▶ _What you should do_:
Take every line from the listing below that includes "screenshot" and copy it.

▶ _Records for the exercise_:
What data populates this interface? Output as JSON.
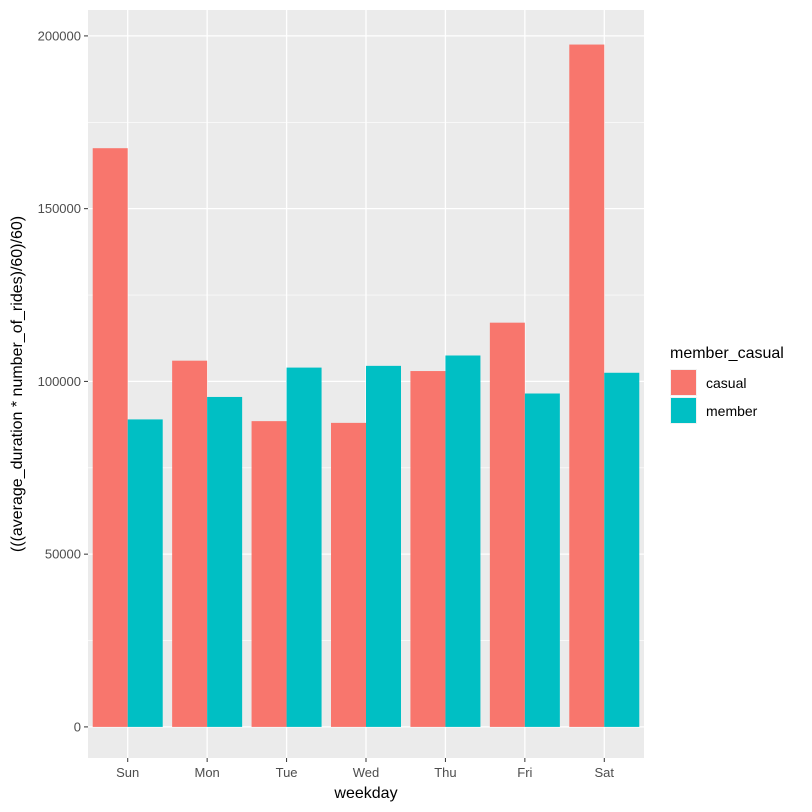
{
  "chart_data": {
    "type": "bar",
    "categories": [
      "Sun",
      "Mon",
      "Tue",
      "Wed",
      "Thu",
      "Fri",
      "Sat"
    ],
    "series": [
      {
        "name": "casual",
        "color": "#F8766D",
        "values": [
          167500,
          106000,
          88500,
          88000,
          103000,
          117000,
          197500
        ]
      },
      {
        "name": "member",
        "color": "#00BFC4",
        "values": [
          89000,
          95500,
          104000,
          104500,
          107500,
          96500,
          102500
        ]
      }
    ],
    "xlabel": "weekday",
    "ylabel": "(((average_duration * number_of_rides)/60)/60)",
    "ylim": [
      -9000,
      207500
    ],
    "yticks": [
      0,
      50000,
      100000,
      150000,
      200000
    ],
    "ytick_labels": [
      "0",
      "50000",
      "100000",
      "150000",
      "200000"
    ],
    "grid": true,
    "legend": {
      "title": "member_casual",
      "position": "right"
    },
    "panel_color": "#EBEBEB",
    "grid_color": "#FFFFFF"
  }
}
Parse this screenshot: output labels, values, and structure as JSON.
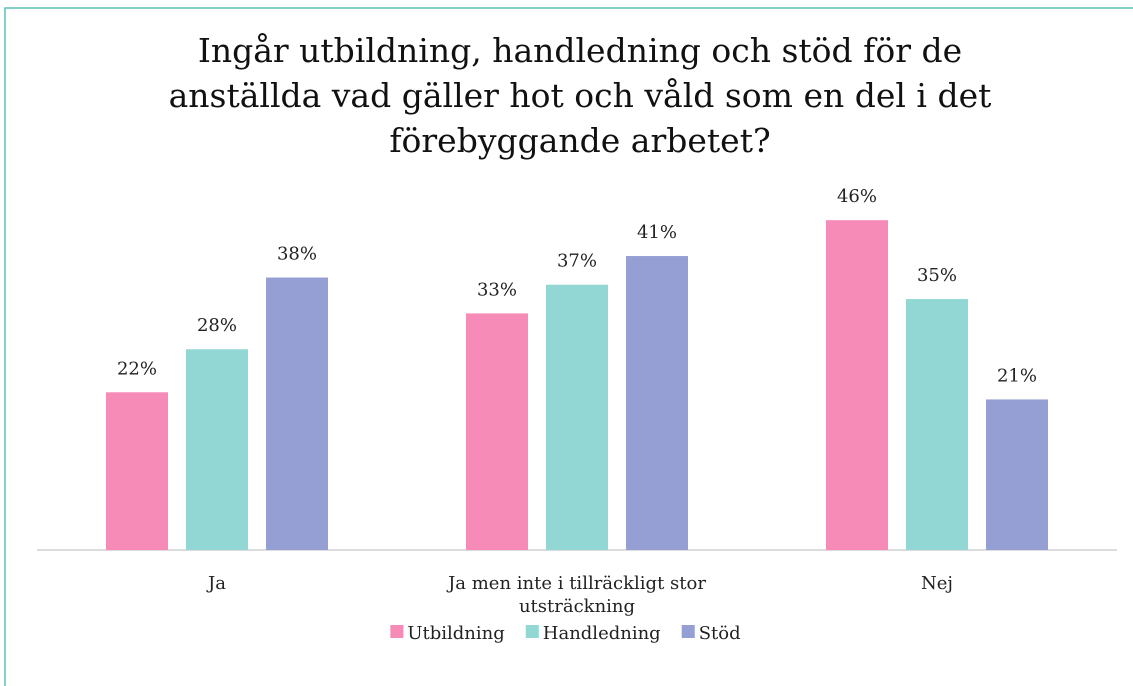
{
  "chart_data": {
    "type": "bar",
    "title": "Ingår utbildning, handledning och stöd för de anställda vad gäller hot och våld som en del i det förebyggande arbetet?",
    "categories": [
      "Ja",
      "Ja men inte i tillräckligt stor utsträckning",
      "Nej"
    ],
    "series": [
      {
        "name": "Utbildning",
        "color": "#f78bb8",
        "values": [
          22,
          33,
          46
        ],
        "value_labels": [
          "22%",
          "33%",
          "46%"
        ]
      },
      {
        "name": "Handledning",
        "color": "#92d7d4",
        "values": [
          28,
          37,
          35
        ],
        "value_labels": [
          "28%",
          "37%",
          "35%"
        ]
      },
      {
        "name": "Stöd",
        "color": "#959fd3",
        "values": [
          38,
          41,
          21
        ],
        "value_labels": [
          "38%",
          "41%",
          "21%"
        ]
      }
    ],
    "legend": "bottom"
  }
}
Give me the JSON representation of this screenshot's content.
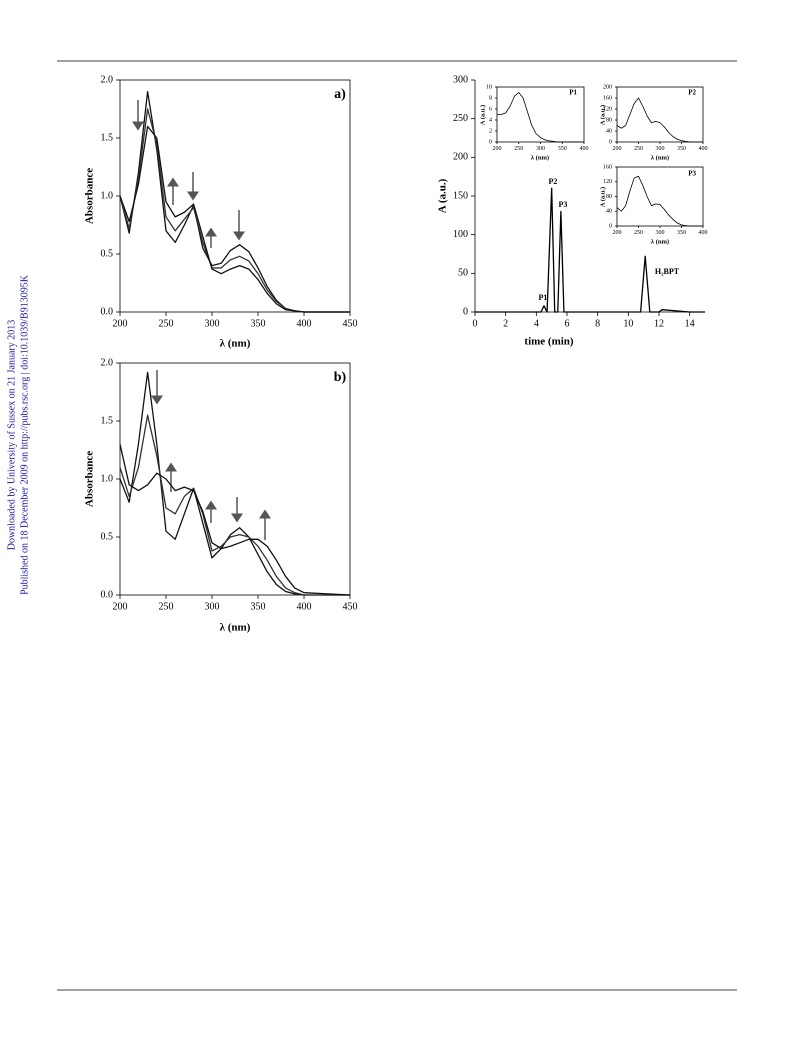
{
  "watermark": [
    "Downloaded by University of Sussex on 21 January 2013",
    "Published on 18 December 2009 on http://pubs.rsc.org | doi:10.1039/B913095K"
  ],
  "chart_data": [
    {
      "type": "line",
      "panel_label": "a)",
      "xlabel": "λ (nm)",
      "ylabel": "Absorbance",
      "x": [
        200,
        210,
        220,
        230,
        240,
        250,
        260,
        270,
        280,
        290,
        300,
        310,
        320,
        330,
        340,
        350,
        360,
        370,
        380,
        390,
        400,
        450
      ],
      "xlim": [
        200,
        450
      ],
      "xticks": [
        200,
        250,
        300,
        350,
        400,
        450
      ],
      "ylim": [
        0,
        2
      ],
      "yticks": [
        {
          "value": 0,
          "label": "0.0"
        },
        0.5,
        {
          "value": 1,
          "label": "1.0"
        },
        1.5,
        {
          "value": 2,
          "label": "2.0"
        }
      ],
      "series": [
        {
          "color": "#111111",
          "values": [
            1.0,
            0.68,
            1.2,
            1.9,
            1.4,
            0.7,
            0.6,
            0.75,
            0.92,
            0.55,
            0.4,
            0.42,
            0.53,
            0.58,
            0.52,
            0.38,
            0.22,
            0.1,
            0.03,
            0.01,
            0,
            0
          ]
        },
        {
          "color": "#333333",
          "values": [
            1.0,
            0.72,
            1.15,
            1.75,
            1.45,
            0.82,
            0.7,
            0.8,
            0.9,
            0.6,
            0.38,
            0.38,
            0.45,
            0.48,
            0.44,
            0.33,
            0.19,
            0.09,
            0.03,
            0.01,
            0,
            0
          ]
        },
        {
          "color": "#111111",
          "values": [
            1.0,
            0.78,
            1.1,
            1.6,
            1.5,
            0.95,
            0.82,
            0.86,
            0.93,
            0.65,
            0.37,
            0.33,
            0.37,
            0.4,
            0.37,
            0.28,
            0.16,
            0.07,
            0.02,
            0.01,
            0,
            0
          ]
        }
      ]
    },
    {
      "type": "line",
      "panel_label": "b)",
      "xlabel": "λ (nm)",
      "ylabel": "Absorbance",
      "x": [
        200,
        210,
        220,
        230,
        240,
        250,
        260,
        270,
        280,
        290,
        300,
        310,
        320,
        330,
        340,
        350,
        360,
        370,
        380,
        390,
        400,
        450
      ],
      "xlim": [
        200,
        450
      ],
      "xticks": [
        200,
        250,
        300,
        350,
        400,
        450
      ],
      "ylim": [
        0,
        2
      ],
      "yticks": [
        {
          "value": 0,
          "label": "0.0"
        },
        0.5,
        {
          "value": 1,
          "label": "1.0"
        },
        1.5,
        {
          "value": 2,
          "label": "2.0"
        }
      ],
      "series": [
        {
          "color": "#111111",
          "values": [
            1.0,
            0.8,
            1.3,
            1.92,
            1.3,
            0.55,
            0.48,
            0.7,
            0.92,
            0.62,
            0.32,
            0.4,
            0.52,
            0.58,
            0.5,
            0.35,
            0.2,
            0.09,
            0.03,
            0.01,
            0,
            0
          ]
        },
        {
          "color": "#333333",
          "values": [
            1.1,
            0.85,
            1.1,
            1.55,
            1.2,
            0.75,
            0.7,
            0.85,
            0.92,
            0.7,
            0.38,
            0.42,
            0.5,
            0.52,
            0.5,
            0.42,
            0.3,
            0.16,
            0.06,
            0.02,
            0,
            0
          ]
        },
        {
          "color": "#111111",
          "values": [
            1.3,
            0.95,
            0.9,
            0.95,
            1.05,
            1.0,
            0.9,
            0.93,
            0.9,
            0.72,
            0.45,
            0.4,
            0.42,
            0.45,
            0.48,
            0.48,
            0.42,
            0.3,
            0.16,
            0.06,
            0.02,
            0
          ]
        }
      ]
    },
    {
      "type": "line",
      "xlabel": "time (min)",
      "ylabel": "A (a.u.)",
      "annotations": [
        "P1",
        "P2",
        "P3",
        "H₂BPT"
      ],
      "x": [
        0,
        2,
        4,
        4.3,
        4.5,
        4.7,
        5.0,
        5.2,
        5.4,
        5.6,
        5.8,
        6,
        8,
        10,
        10.8,
        11.1,
        11.4,
        12,
        12.2,
        14,
        15
      ],
      "xlim": [
        0,
        15
      ],
      "xticks": [
        0,
        2,
        4,
        6,
        8,
        10,
        12,
        14
      ],
      "ylim": [
        0,
        300
      ],
      "yticks": [
        0,
        50,
        100,
        150,
        200,
        250,
        300
      ],
      "series": [
        {
          "color": "#000000",
          "values": [
            0,
            0,
            0,
            0,
            8,
            0,
            160,
            0,
            0,
            130,
            0,
            0,
            0,
            0,
            0,
            72,
            0,
            0,
            3,
            0,
            0
          ]
        }
      ]
    },
    {
      "type": "line",
      "title": "P1",
      "xlabel": "λ (nm)",
      "ylabel": "A (a.u.)",
      "x": [
        200,
        210,
        220,
        230,
        240,
        250,
        260,
        270,
        280,
        290,
        300,
        310,
        320,
        330,
        340,
        350,
        360,
        370,
        380,
        390,
        400
      ],
      "xlim": [
        200,
        400
      ],
      "xticks": [
        200,
        250,
        300,
        350,
        400
      ],
      "ylim": [
        0,
        10
      ],
      "yticks": [
        0,
        2,
        4,
        6,
        8,
        10
      ],
      "series": [
        {
          "color": "#000000",
          "values": [
            5,
            5,
            5.3,
            6.5,
            8.3,
            9,
            8,
            5.5,
            3,
            1.5,
            0.8,
            0.4,
            0.2,
            0.1,
            0,
            0,
            0,
            0,
            0,
            0,
            0
          ]
        }
      ]
    },
    {
      "type": "line",
      "title": "P2",
      "xlabel": "λ (nm)",
      "ylabel": "A (a.u.)",
      "x": [
        200,
        210,
        220,
        230,
        240,
        250,
        260,
        270,
        280,
        290,
        300,
        310,
        320,
        330,
        340,
        350,
        360,
        370,
        380,
        390,
        400
      ],
      "xlim": [
        200,
        400
      ],
      "xticks": [
        200,
        250,
        300,
        350,
        400
      ],
      "ylim": [
        0,
        200
      ],
      "yticks": [
        0,
        40,
        80,
        120,
        160,
        200
      ],
      "series": [
        {
          "color": "#000000",
          "values": [
            60,
            50,
            60,
            100,
            140,
            160,
            130,
            95,
            70,
            75,
            70,
            55,
            35,
            20,
            10,
            5,
            2,
            0,
            0,
            0,
            0
          ]
        }
      ]
    },
    {
      "type": "line",
      "title": "P3",
      "xlabel": "λ (nm)",
      "ylabel": "A (a.u.)",
      "x": [
        200,
        210,
        220,
        230,
        240,
        250,
        260,
        270,
        280,
        290,
        300,
        310,
        320,
        330,
        340,
        350,
        360,
        370,
        380,
        390,
        400
      ],
      "xlim": [
        200,
        400
      ],
      "xticks": [
        200,
        250,
        300,
        350,
        400
      ],
      "ylim": [
        0,
        160
      ],
      "yticks": [
        0,
        40,
        80,
        120,
        160
      ],
      "series": [
        {
          "color": "#000000",
          "values": [
            50,
            40,
            55,
            95,
            130,
            135,
            110,
            80,
            55,
            60,
            58,
            45,
            30,
            18,
            8,
            3,
            1,
            0,
            0,
            0,
            0
          ]
        }
      ]
    }
  ]
}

▶ _Answer to this problem_:
Parse this screenshot: output labels, values, and structure as JSON.
Give me the JSON representation of this screenshot's content.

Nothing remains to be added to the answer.